What you have to do: Starting with the line that contains "Serialize everything readable", reproduce each line through the end of the listing below, with no other output.

(Collected data)
— Start —

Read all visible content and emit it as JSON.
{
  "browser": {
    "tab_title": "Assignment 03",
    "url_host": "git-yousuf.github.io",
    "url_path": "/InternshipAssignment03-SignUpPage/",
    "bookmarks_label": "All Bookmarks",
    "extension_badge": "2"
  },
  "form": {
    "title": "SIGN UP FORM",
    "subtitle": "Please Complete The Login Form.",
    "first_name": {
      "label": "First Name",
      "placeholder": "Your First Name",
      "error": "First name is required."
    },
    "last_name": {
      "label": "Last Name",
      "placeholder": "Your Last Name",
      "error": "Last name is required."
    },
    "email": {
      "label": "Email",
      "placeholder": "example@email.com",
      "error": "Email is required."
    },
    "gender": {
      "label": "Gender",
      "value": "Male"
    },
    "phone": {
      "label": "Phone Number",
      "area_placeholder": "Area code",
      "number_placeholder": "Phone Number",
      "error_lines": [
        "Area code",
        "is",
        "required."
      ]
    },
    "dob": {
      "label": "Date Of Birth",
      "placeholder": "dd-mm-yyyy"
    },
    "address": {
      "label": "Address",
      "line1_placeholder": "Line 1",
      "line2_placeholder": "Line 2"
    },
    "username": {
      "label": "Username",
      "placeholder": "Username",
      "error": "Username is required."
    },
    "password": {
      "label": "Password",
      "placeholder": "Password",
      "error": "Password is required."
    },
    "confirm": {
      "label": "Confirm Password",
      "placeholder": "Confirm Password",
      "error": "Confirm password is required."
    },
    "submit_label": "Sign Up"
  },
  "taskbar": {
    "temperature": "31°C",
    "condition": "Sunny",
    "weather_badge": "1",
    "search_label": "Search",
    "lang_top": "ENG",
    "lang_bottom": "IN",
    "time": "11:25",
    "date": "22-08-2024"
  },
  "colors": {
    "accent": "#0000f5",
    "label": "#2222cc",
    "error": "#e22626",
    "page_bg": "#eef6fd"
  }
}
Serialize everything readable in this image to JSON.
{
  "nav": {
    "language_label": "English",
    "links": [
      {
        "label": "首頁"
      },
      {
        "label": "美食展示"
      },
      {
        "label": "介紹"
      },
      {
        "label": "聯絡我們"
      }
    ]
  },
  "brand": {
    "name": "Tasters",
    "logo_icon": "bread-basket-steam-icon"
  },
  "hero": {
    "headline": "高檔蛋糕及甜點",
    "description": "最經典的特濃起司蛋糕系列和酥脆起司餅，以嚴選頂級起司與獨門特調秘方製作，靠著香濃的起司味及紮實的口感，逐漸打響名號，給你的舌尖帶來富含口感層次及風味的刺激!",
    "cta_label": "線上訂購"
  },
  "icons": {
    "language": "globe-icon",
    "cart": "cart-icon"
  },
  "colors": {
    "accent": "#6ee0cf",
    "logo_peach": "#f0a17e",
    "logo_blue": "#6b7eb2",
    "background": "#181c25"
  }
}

— End —

Result for this exercise:
Serialize everything readable in this image to JSON.
{
  "nav": {
    "language_label": "English",
    "links": [
      {
        "label": "首頁"
      },
      {
        "label": "美食展示"
      },
      {
        "label": "介紹"
      },
      {
        "label": "聯絡我們"
      }
    ]
  },
  "brand": {
    "name": "Tasters",
    "logo_icon": "bread-basket-steam-icon"
  },
  "hero": {
    "headline": "高檔蛋糕及甜點",
    "description": "最經典的特濃起司蛋糕系列和酥脆起司餅，以嚴選頂級起司與獨門特調秘方製作，靠著香濃的起司味及紮實的口感，逐漸打響名號，給你的舌尖帶來富含口感層次及風味的刺激!",
    "cta_label": "線上訂購"
  },
  "icons": {
    "language": "globe-icon",
    "cart": "cart-icon"
  },
  "colors": {
    "accent": "#6ee0cf",
    "logo_peach": "#f0a17e",
    "logo_blue": "#6b7eb2",
    "background": "#181c25"
  }
}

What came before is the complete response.